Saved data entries
##########
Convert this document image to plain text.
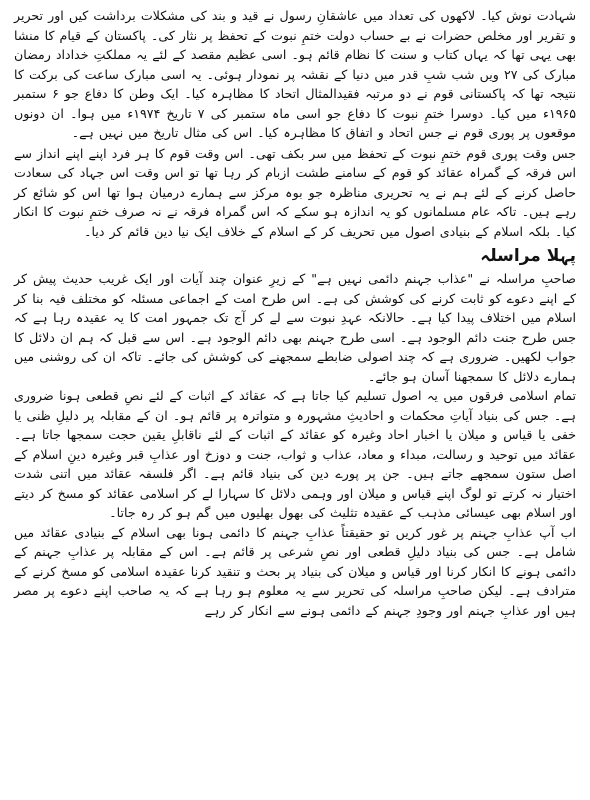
شہادت نوش کیا۔ لاکھوں کی تعداد میں عاشقانِ رسول نے قید و بند کی مشکلات برداشت کیں اور تحریر و تقریر اور مخلص حضرات نے بے حساب دولت ختمِ نبوت کے تحفظ پر نثار کی۔ پاکستان کے قیام کا منشا بھی یہی تھا کہ یہاں کتاب و سنت کا نظام قائم ہو۔ اسی عظیم مقصد کے لئے یہ مملکتِ خداداد رمضان مبارک کی ۲۷ ویں شب شبِ قدر میں دنیا کے نقشہ پر نمودار ہوئی۔ یہ اسی مبارک ساعت کی برکت کا نتیجہ تھا کہ پاکستانی قوم نے دو مرتبہ فقیدالمثال اتحاد کا مظاہرہ کیا۔ ایک وطن کا دفاع جو ۶ ستمبر ۱۹۶۵ء میں کیا۔ دوسرا ختمِ نبوت کا دفاع جو اسی ماہ ستمبر کی ۷ تاریخ ۱۹۷۴ء میں ہوا۔ ان دونوں موقعوں پر پوری قوم نے جس اتحاد و اتفاق کا مظاہرہ کیا۔ اس کی مثال تاریخ میں نہیں ہے۔

جس وقت پوری قوم ختمِ نبوت کے تحفظ میں سر بکف تھی۔ اس وقت قوم کا ہر فرد اپنے اپنے انداز سے اس فرقہ کے گمراہ عقائد کو قوم کے سامنے طشت ازبام کر رہا تھا تو اس وقت اس جہاد کی سعادت حاصل کرنے کے لئے ہم نے یہ تحریری مناظرہ جو بوہ مرکز سے ہمارے درمیان ہوا تھا اس کو شائع کر رہے ہیں۔ تاکہ عام مسلمانوں کو یہ اندازہ ہو سکے کہ اس گمراہ فرقہ نے نہ صرف ختمِ نبوت کا انکار کیا۔ بلکہ اسلام کے بنیادی اصول میں تحریف کر کے اسلام کے خلاف ایک نیا دین قائم کر دیا۔

پہلا مراسلہ

صاحبِ مراسلہ نے "عذاب جہنم دائمی نہیں ہے" کے زیرِ عنوان چند آیات اور ایک غریب حدیث پیش کر کے اپنے دعوے کو ثابت کرنے کی کوشش کی ہے۔ اس طرح امت کے اجماعی مسئلہ کو مختلف فیہ بنا کر اسلام میں اختلاف پیدا کیا ہے۔ حالانکہ عہدِ نبوت سے لے کر آج تک جمہور امت کا یہ عقیدہ رہا ہے کہ جس طرح جنت دائم الوجود ہے۔ اسی طرح جہنم بھی دائم الوجود ہے۔ اس سے قبل کہ ہم ان دلائل کا جواب لکھیں۔ ضروری ہے کہ چند اصولی ضابطے سمجھنے کی کوشش کی جائے۔ تاکہ ان کی روشنی میں ہمارے دلائل کا سمجھنا آسان ہو جائے۔

تمام اسلامی فرقوں میں یہ اصول تسلیم کیا جاتا ہے کہ عقائد کے اثبات کے لئے نصِ قطعی ہونا ضروری ہے۔ جس کی بنیاد آیاتِ محکمات و احادیثِ مشہورہ و متواترہ پر قائم ہو۔ ان کے مقابلہ پر دلیلِ ظنی یا خفی یا قیاس و میلان یا اخبار احاد وغیرہ کو عقائد کے اثبات کے لئے ناقابلِ یقین حجت سمجھا جاتا ہے۔ عقائد میں توحید و رسالت، مبداء و معاد، عذاب و ثواب، جنت و دوزخ اور عذابِ قبر وغیرہ دینِ اسلام کے اصل ستون سمجھے جاتے ہیں۔ جن پر پورے دین کی بنیاد قائم ہے۔ اگر فلسفہ عقائد میں اتنی شدت اختیار نہ کرتے تو لوگ اپنے قیاس و میلان اور وہمی دلائل کا سہارا لے کر اسلامی عقائد کو مسخ کر دیتے اور اسلام بھی عیسائی مذہب کے عقیدہ تثلیث کی بھول بھلیوں میں گم ہو کر رہ جاتا۔

اب آپ عذابِ جہنم پر غور کریں تو حقیقتاً عذابِ جہنم کا دائمی ہونا بھی اسلام کے بنیادی عقائد میں شامل ہے۔ جس کی بنیاد دلیلِ قطعی اور نصِ شرعی پر قائم ہے۔ اس کے مقابلہ پر عذابِ جہنم کے دائمی ہونے کا انکار کرنا اور قیاس و میلان کی بنیاد پر بحث و تنقید کرنا عقیدہ اسلامی کو مسخ کرنے کے مترادف ہے۔ لیکن صاحبِ مراسلہ کی تحریر سے یہ معلوم ہو رہا ہے کہ یہ صاحب اپنے دعوے پر مصر ہیں اور عذابِ جہنم اور وجودِ جہنم کے دائمی ہونے سے انکار کر رہے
##########
Task brief: The records above need to be restated word for word, with the pictures left out.

Correct response:
Convert this document image to plain text.
شہادت نوش کیا۔ لاکھوں کی تعداد میں عاشقانِ رسول نے قید و بند کی مشکلات برداشت کیں اور تحریر و تقریر اور مخلص حضرات نے بے حساب دولت ختمِ نبوت کے تحفظ پر نثار کی۔ پاکستان کے قیام کا منشا بھی یہی تھا کہ یہاں کتاب و سنت کا نظام قائم ہو۔ اسی عظیم مقصد کے لئے یہ مملکتِ خداداد رمضان مبارک کی ۲۷ ویں شب شبِ قدر میں دنیا کے نقشہ پر نمودار ہوئی۔ یہ اسی مبارک ساعت کی برکت کا نتیجہ تھا کہ پاکستانی قوم نے دو مرتبہ فقیدالمثال اتحاد کا مظاہرہ کیا۔ ایک وطن کا دفاع جو ۶ ستمبر ۱۹۶۵ء میں کیا۔ دوسرا ختمِ نبوت کا دفاع جو اسی ماہ ستمبر کی ۷ تاریخ ۱۹۷۴ء میں ہوا۔ ان دونوں موقعوں پر پوری قوم نے جس اتحاد و اتفاق کا مظاہرہ کیا۔ اس کی مثال تاریخ میں نہیں ہے۔

جس وقت پوری قوم ختمِ نبوت کے تحفظ میں سر بکف تھی۔ اس وقت قوم کا ہر فرد اپنے اپنے انداز سے اس فرقہ کے گمراہ عقائد کو قوم کے سامنے طشت ازبام کر رہا تھا تو اس وقت اس جہاد کی سعادت حاصل کرنے کے لئے ہم نے یہ تحریری مناظرہ جو بوہ مرکز سے ہمارے درمیان ہوا تھا اس کو شائع کر رہے ہیں۔ تاکہ عام مسلمانوں کو یہ اندازہ ہو سکے کہ اس گمراہ فرقہ نے نہ صرف ختمِ نبوت کا انکار کیا۔ بلکہ اسلام کے بنیادی اصول میں تحریف کر کے اسلام کے خلاف ایک نیا دین قائم کر دیا۔

پہلا مراسلہ

صاحبِ مراسلہ نے "عذاب جہنم دائمی نہیں ہے" کے زیرِ عنوان چند آیات اور ایک غریب حدیث پیش کر کے اپنے دعوے کو ثابت کرنے کی کوشش کی ہے۔ اس طرح امت کے اجماعی مسئلہ کو مختلف فیہ بنا کر اسلام میں اختلاف پیدا کیا ہے۔ حالانکہ عہدِ نبوت سے لے کر آج تک جمہور امت کا یہ عقیدہ رہا ہے کہ جس طرح جنت دائم الوجود ہے۔ اسی طرح جہنم بھی دائم الوجود ہے۔ اس سے قبل کہ ہم ان دلائل کا جواب لکھیں۔ ضروری ہے کہ چند اصولی ضابطے سمجھنے کی کوشش کی جائے۔ تاکہ ان کی روشنی میں ہمارے دلائل کا سمجھنا آسان ہو جائے۔

تمام اسلامی فرقوں میں یہ اصول تسلیم کیا جاتا ہے کہ عقائد کے اثبات کے لئے نصِ قطعی ہونا ضروری ہے۔ جس کی بنیاد آیاتِ محکمات و احادیثِ مشہورہ و متواترہ پر قائم ہو۔ ان کے مقابلہ پر دلیلِ ظنی یا خفی یا قیاس و میلان یا اخبار احاد وغیرہ کو عقائد کے اثبات کے لئے ناقابلِ یقین حجت سمجھا جاتا ہے۔ عقائد میں توحید و رسالت، مبداء و معاد، عذاب و ثواب، جنت و دوزخ اور عذابِ قبر وغیرہ دینِ اسلام کے اصل ستون سمجھے جاتے ہیں۔ جن پر پورے دین کی بنیاد قائم ہے۔ اگر فلسفہ عقائد میں اتنی شدت اختیار نہ کرتے تو لوگ اپنے قیاس و میلان اور وہمی دلائل کا سہارا لے کر اسلامی عقائد کو مسخ کر دیتے اور اسلام بھی عیسائی مذہب کے عقیدہ تثلیث کی بھول بھلیوں میں گم ہو کر رہ جاتا۔

اب آپ عذابِ جہنم پر غور کریں تو حقیقتاً عذابِ جہنم کا دائمی ہونا بھی اسلام کے بنیادی عقائد میں شامل ہے۔ جس کی بنیاد دلیلِ قطعی اور نصِ شرعی پر قائم ہے۔ اس کے مقابلہ پر عذابِ جہنم کے دائمی ہونے کا انکار کرنا اور قیاس و میلان کی بنیاد پر بحث و تنقید کرنا عقیدہ اسلامی کو مسخ کرنے کے مترادف ہے۔ لیکن صاحبِ مراسلہ کی تحریر سے یہ معلوم ہو رہا ہے کہ یہ صاحب اپنے دعوے پر مصر ہیں اور عذابِ جہنم اور وجودِ جہنم کے دائمی ہونے سے انکار کر رہے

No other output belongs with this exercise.